* [Data records]:
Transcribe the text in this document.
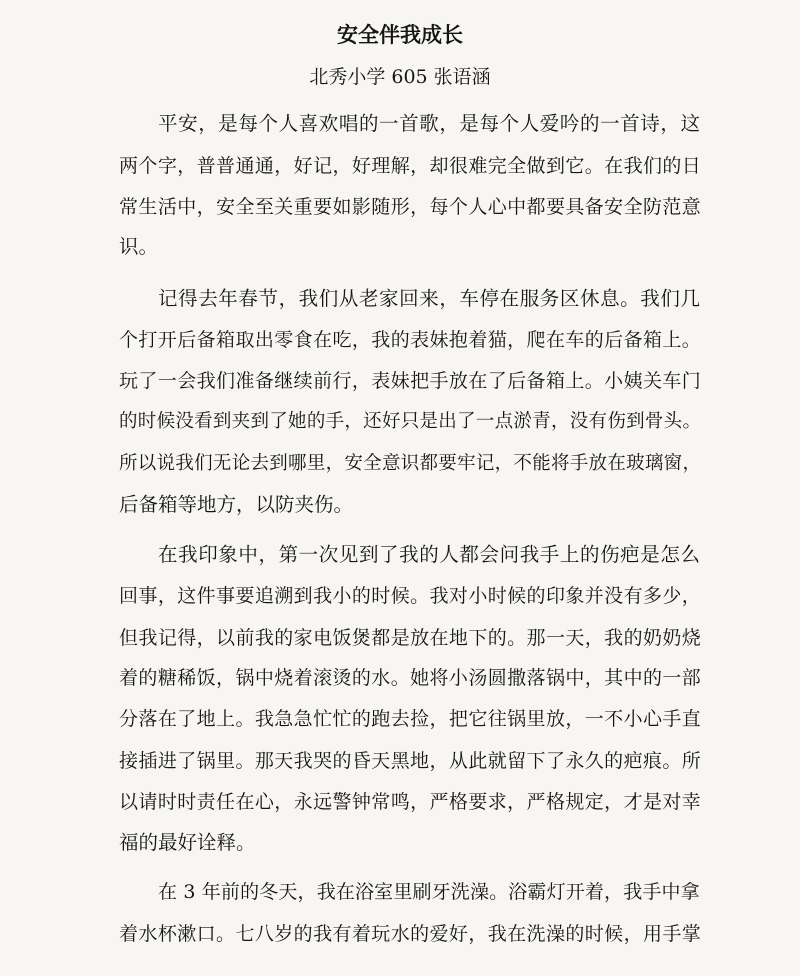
安全伴我成长
北秀小学 605 张语涵
平 安 ， 是 每 个 人 喜 欢 唱 的 一 首 歌 ， 是 每 个 人 爱 吟 的 一 首 诗 ， 这
两 个 字 ， 普 普 通 通 ， 好 记 ， 好 理 解 ， 却 很 难 完 全 做 到 它 。 在 我 们 的 日
常 生 活 中 ， 安 全 至 关 重 要 如 影 随 形 ， 每 个 人 心 中 都 要 具 备 安 全 防 范 意
识。
记 得 去 年 春 节 ， 我 们 从 老 家 回 来 ， 车 停 在 服 务 区 休 息 。 我 们 几
个 打 开 后 备 箱 取 出 零 食 在 吃 ， 我 的 表 妹 抱 着 猫 ， 爬 在 车 的 后 备 箱 上 。
玩 了 一 会 我 们 准 备 继 续 前 行 ， 表 妹 把 手 放 在 了 后 备 箱 上 。 小 姨 关 车 门
的 时 候 没 看 到 夹 到 了 她 的 手 ， 还 好 只 是 出 了 一 点 淤 青 ， 没 有 伤 到 骨 头 。
所 以 说 我 们 无 论 去 到 哪 里 ， 安 全 意 识 都 要 牢 记 ， 不 能 将 手 放 在 玻 璃 窗 ，
后备箱等地方，以防夹伤。
在 我 印 象 中 ， 第 一 次 见 到 了 我 的 人 都 会 问 我 手 上 的 伤 疤 是 怎 么
回 事 ， 这 件 事 要 追 溯 到 我 小 的 时 候 。 我 对 小 时 候 的 印 象 并 没 有 多 少 ，
但 我 记 得 ， 以 前 我 的 家 电 饭 煲 都 是 放 在 地 下 的 。 那 一 天 ， 我 的 奶 奶 烧
着 的 糖 稀 饭 ， 锅 中 烧 着 滚 烫 的 水 。 她 将 小 汤 圆 撒 落 锅 中 ， 其 中 的 一 部
分 落 在 了 地 上 。 我 急 急 忙 忙 的 跑 去 捡 ， 把 它 往 锅 里 放 ， 一 不 小 心 手 直
接 插 进 了 锅 里 。 那 天 我 哭 的 昏 天 黑 地 ， 从 此 就 留 下 了 永 久 的 疤 痕 。 所
以 请 时 时 责 任 在 心 ， 永 远 警 钟 常 鸣 ， 严 格 要 求 ， 严 格 规 定 ， 才 是 对 幸
福的最好诠释。
在
3
年 前 的 冬 天 ， 我 在 浴 室 里 刷 牙 洗 澡 。 浴 霸 灯 开 着 ， 我 手 中 拿
着 水 杯 漱 口 。 七 八 岁 的 我 有 着 玩 水 的 爱 好 ， 我 在 洗 澡 的 时 候 ， 用 手 掌
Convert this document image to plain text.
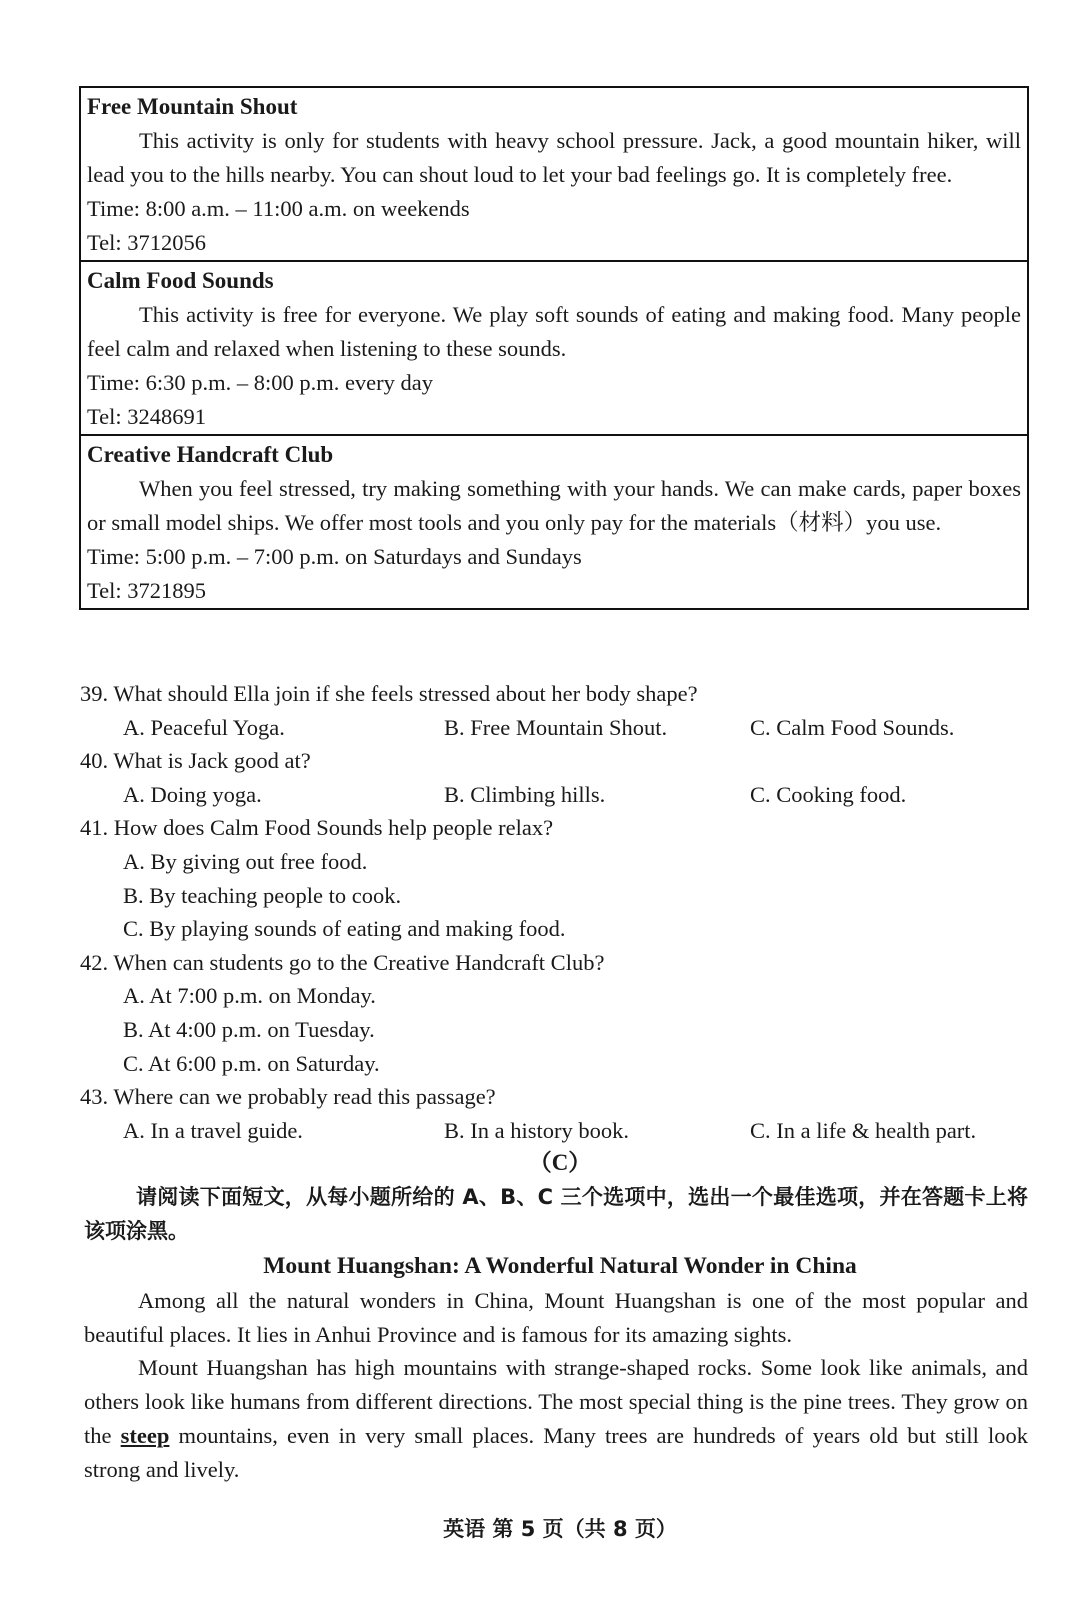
Free Mountain Shout
This activity is only for students with heavy school pressure. Jack, a good mountain hiker, will lead you to the hills nearby. You can shout loud to let your bad feelings go. It is completely free.
Time: 8:00 a.m. – 11:00 a.m. on weekends
Tel: 3712056
Calm Food Sounds
This activity is free for everyone. We play soft sounds of eating and making food. Many people feel calm and relaxed when listening to these sounds.
Time: 6:30 p.m. – 8:00 p.m. every day
Tel: 3248691
Creative Handcraft Club
When you feel stressed, try making something with your hands. We can make cards, paper boxes or small model ships. We offer most tools and you only pay for the materials（材料）you use.
Time: 5:00 p.m. – 7:00 p.m. on Saturdays and Sundays
Tel: 3721895
39. What should Ella join if she feels stressed about her body shape?
A. Peaceful Yoga.	B. Free Mountain Shout.	C. Calm Food Sounds.
40. What is Jack good at?
A. Doing yoga.	B. Climbing hills.	C. Cooking food.
41. How does Calm Food Sounds help people relax?
A. By giving out free food.
B. By teaching people to cook.
C. By playing sounds of eating and making food.
42. When can students go to the Creative Handcraft Club?
A. At 7:00 p.m. on Monday.
B. At 4:00 p.m. on Tuesday.
C. At 6:00 p.m. on Saturday.
43. Where can we probably read this passage?
A. In a travel guide.	B. In a history book.	C. In a life & health part.
（C）
请阅读下面短文，从每小题所给的 A、B、C 三个选项中，选出一个最佳选项，并在答题卡上将该项涂黑。
Mount Huangshan: A Wonderful Natural Wonder in China
Among all the natural wonders in China, Mount Huangshan is one of the most popular and beautiful places. It lies in Anhui Province and is famous for its amazing sights.
Mount Huangshan has high mountains with strange-shaped rocks. Some look like animals, and others look like humans from different directions. The most special thing is the pine trees. They grow on the steep mountains, even in very small places. Many trees are hundreds of years old but still look strong and lively.
英语 第 5 页（共 8 页）
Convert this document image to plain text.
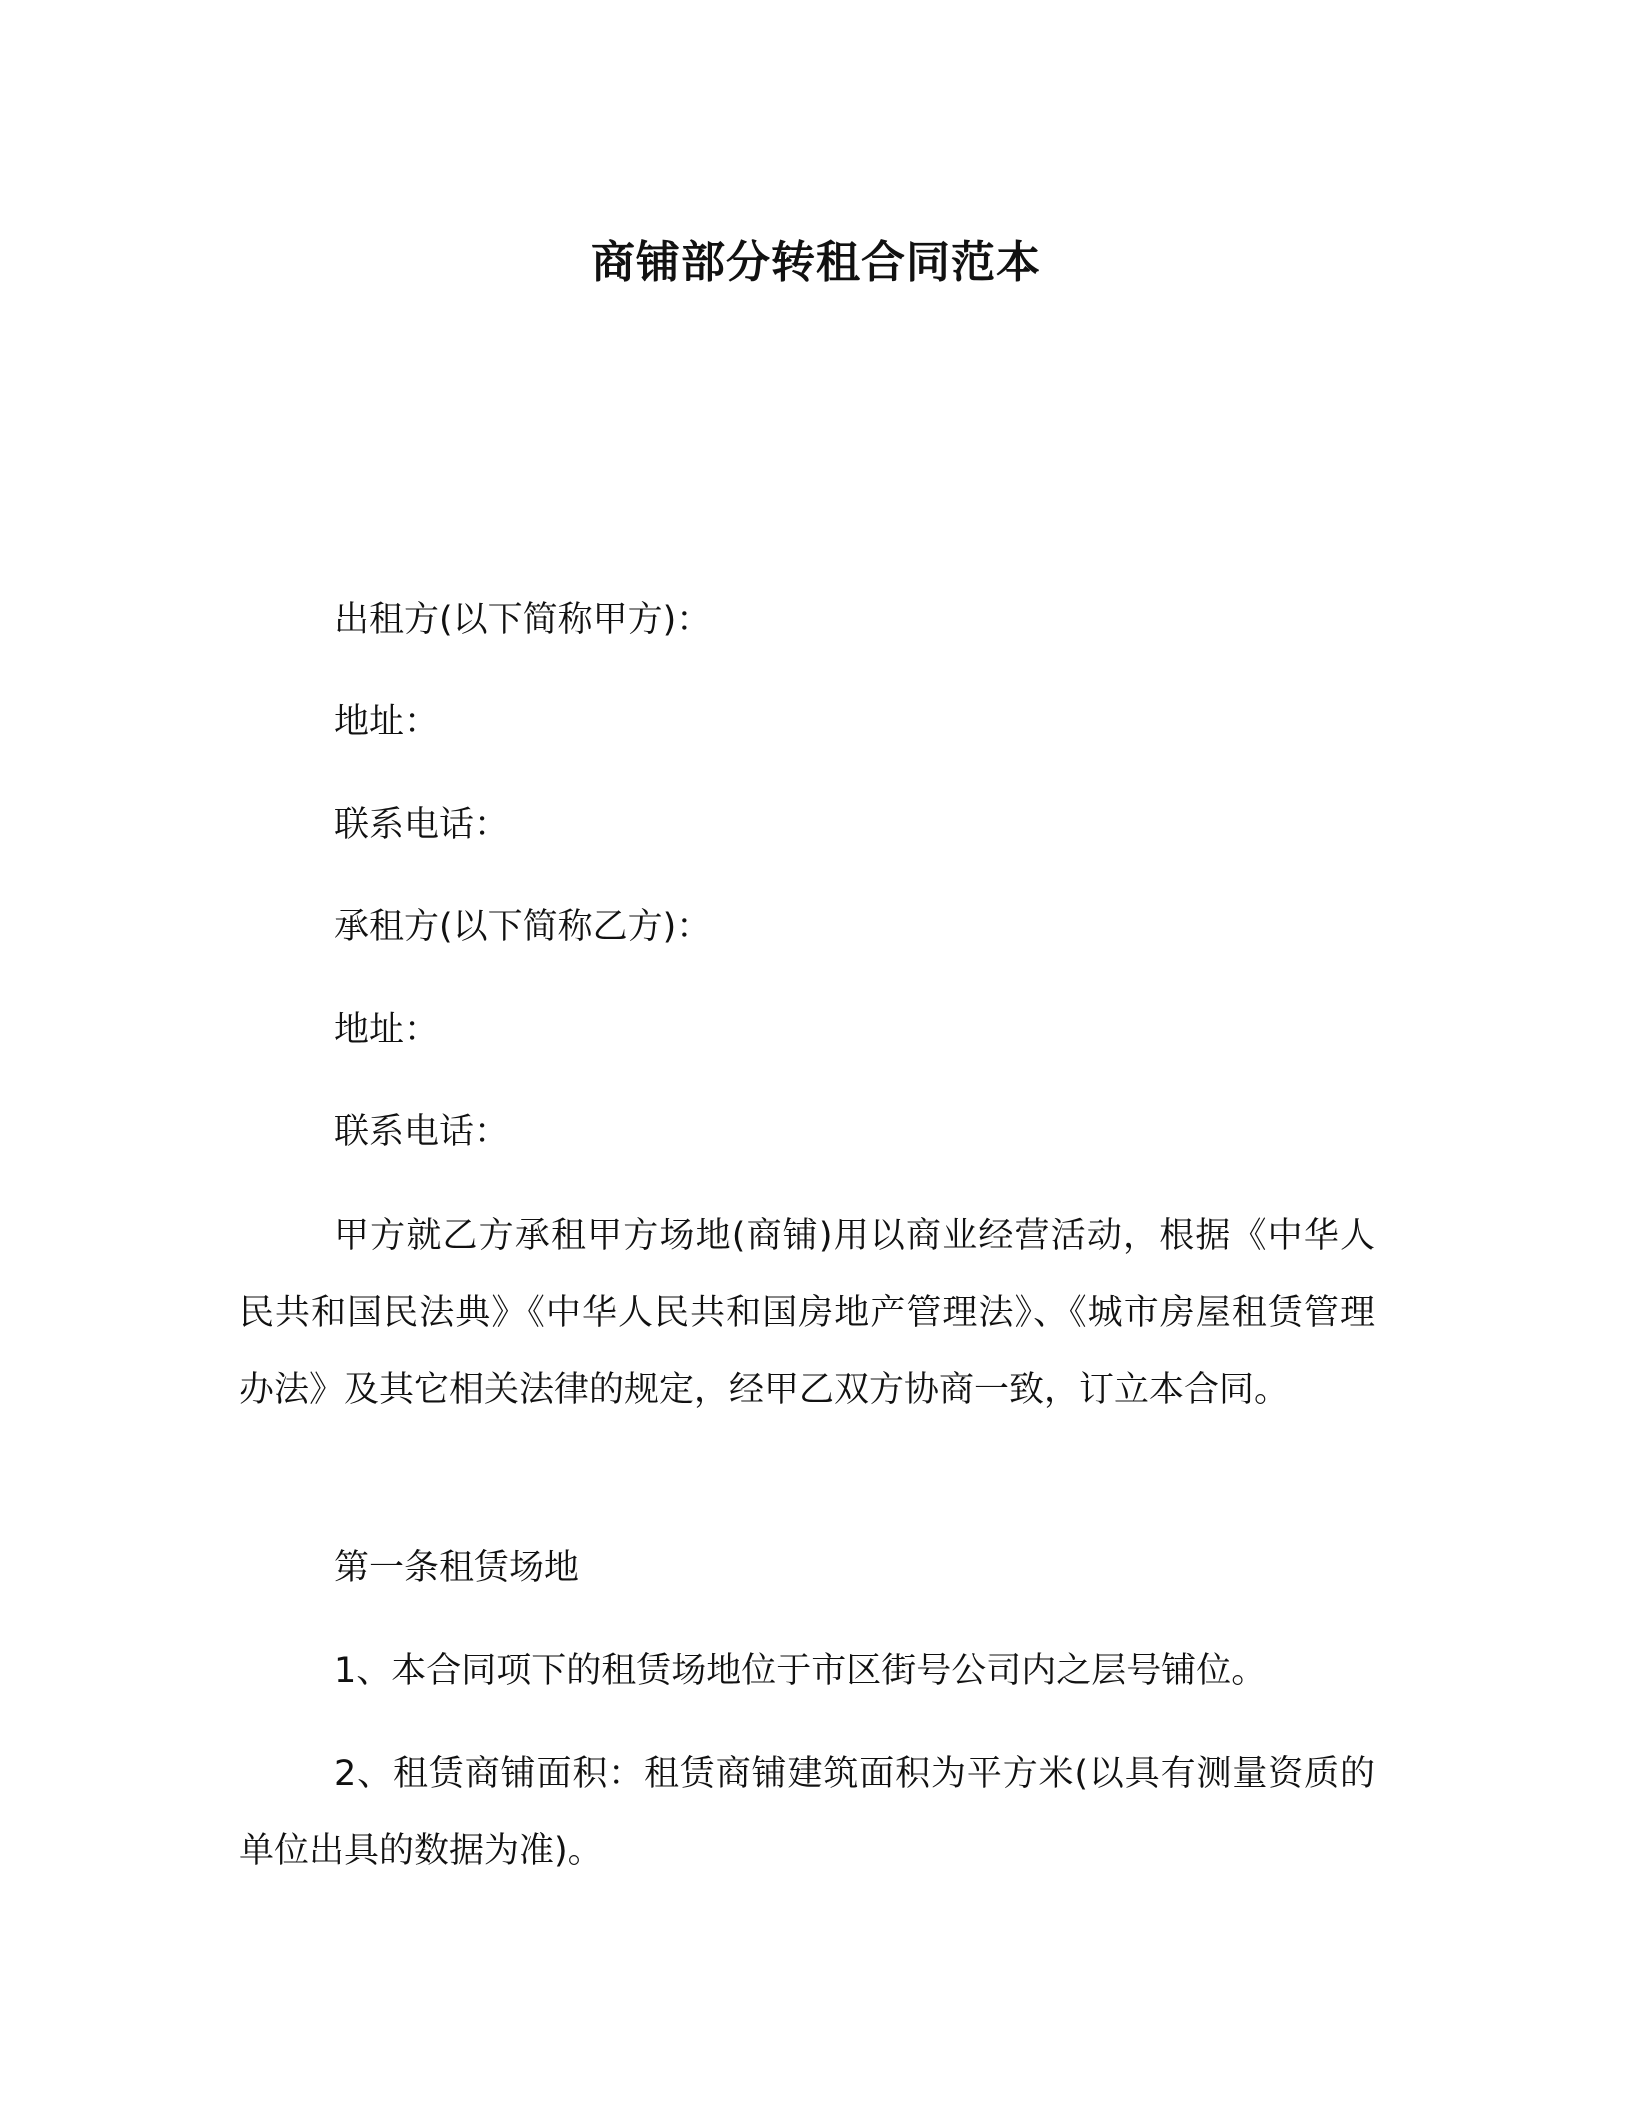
商铺部分转租合同范本

出租方(以下简称甲方)：

地址：

联系电话：

承租方(以下简称乙方)：

地址：

联系电话：

甲方就乙方承租甲方场地(商铺)用以商业经营活动，根据《中华人民共和国民法典》《中华人民共和国房地产管理法》、《城市房屋租赁管理办法》及其它相关法律的规定，经甲乙双方协商一致，订立本合同。

第一条租赁场地

1、本合同项下的租赁场地位于市区街号公司内之层号铺位。

2、租赁商铺面积：租赁商铺建筑面积为平方米(以具有测量资质的单位出具的数据为准)。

* [THE TASK]: In how many lines does the word "stressed" appear? Respond with the number alone.

* [EXERCISE ANSWER]: 2